## Data listing
= = = =

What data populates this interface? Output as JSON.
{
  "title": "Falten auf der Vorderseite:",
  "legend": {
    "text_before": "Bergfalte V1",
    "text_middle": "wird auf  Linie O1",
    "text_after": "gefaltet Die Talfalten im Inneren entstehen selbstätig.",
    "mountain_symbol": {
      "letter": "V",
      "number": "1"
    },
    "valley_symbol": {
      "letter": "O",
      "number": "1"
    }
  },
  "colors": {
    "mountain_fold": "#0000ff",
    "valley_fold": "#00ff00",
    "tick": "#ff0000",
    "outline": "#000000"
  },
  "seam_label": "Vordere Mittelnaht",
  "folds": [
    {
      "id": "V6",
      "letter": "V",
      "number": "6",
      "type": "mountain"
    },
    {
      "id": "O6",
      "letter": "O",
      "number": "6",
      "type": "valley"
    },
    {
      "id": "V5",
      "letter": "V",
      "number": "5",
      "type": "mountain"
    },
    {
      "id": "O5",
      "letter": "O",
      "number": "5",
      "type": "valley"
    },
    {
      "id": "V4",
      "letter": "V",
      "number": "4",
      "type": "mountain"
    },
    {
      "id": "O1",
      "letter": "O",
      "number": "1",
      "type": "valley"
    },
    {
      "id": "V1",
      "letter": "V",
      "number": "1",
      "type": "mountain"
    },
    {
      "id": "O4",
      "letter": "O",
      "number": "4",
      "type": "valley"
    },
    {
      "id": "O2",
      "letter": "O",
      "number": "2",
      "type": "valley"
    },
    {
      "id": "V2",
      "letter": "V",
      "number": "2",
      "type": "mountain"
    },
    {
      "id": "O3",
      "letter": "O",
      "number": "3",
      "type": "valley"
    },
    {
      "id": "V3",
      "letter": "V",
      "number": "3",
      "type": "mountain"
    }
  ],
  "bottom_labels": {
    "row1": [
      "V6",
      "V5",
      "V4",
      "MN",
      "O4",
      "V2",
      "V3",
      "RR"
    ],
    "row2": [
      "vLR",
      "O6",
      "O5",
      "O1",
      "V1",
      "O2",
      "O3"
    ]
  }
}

= = = =

Copy each record from above exactly, and include every line.

What data populates this interface? Output as JSON.
{
  "title": "Falten auf der Vorderseite:",
  "legend": {
    "text_before": "Bergfalte V1",
    "text_middle": "wird auf  Linie O1",
    "text_after": "gefaltet Die Talfalten im Inneren entstehen selbstätig.",
    "mountain_symbol": {
      "letter": "V",
      "number": "1"
    },
    "valley_symbol": {
      "letter": "O",
      "number": "1"
    }
  },
  "colors": {
    "mountain_fold": "#0000ff",
    "valley_fold": "#00ff00",
    "tick": "#ff0000",
    "outline": "#000000"
  },
  "seam_label": "Vordere Mittelnaht",
  "folds": [
    {
      "id": "V6",
      "letter": "V",
      "number": "6",
      "type": "mountain"
    },
    {
      "id": "O6",
      "letter": "O",
      "number": "6",
      "type": "valley"
    },
    {
      "id": "V5",
      "letter": "V",
      "number": "5",
      "type": "mountain"
    },
    {
      "id": "O5",
      "letter": "O",
      "number": "5",
      "type": "valley"
    },
    {
      "id": "V4",
      "letter": "V",
      "number": "4",
      "type": "mountain"
    },
    {
      "id": "O1",
      "letter": "O",
      "number": "1",
      "type": "valley"
    },
    {
      "id": "V1",
      "letter": "V",
      "number": "1",
      "type": "mountain"
    },
    {
      "id": "O4",
      "letter": "O",
      "number": "4",
      "type": "valley"
    },
    {
      "id": "O2",
      "letter": "O",
      "number": "2",
      "type": "valley"
    },
    {
      "id": "V2",
      "letter": "V",
      "number": "2",
      "type": "mountain"
    },
    {
      "id": "O3",
      "letter": "O",
      "number": "3",
      "type": "valley"
    },
    {
      "id": "V3",
      "letter": "V",
      "number": "3",
      "type": "mountain"
    }
  ],
  "bottom_labels": {
    "row1": [
      "V6",
      "V5",
      "V4",
      "MN",
      "O4",
      "V2",
      "V3",
      "RR"
    ],
    "row2": [
      "vLR",
      "O6",
      "O5",
      "O1",
      "V1",
      "O2",
      "O3"
    ]
  }
}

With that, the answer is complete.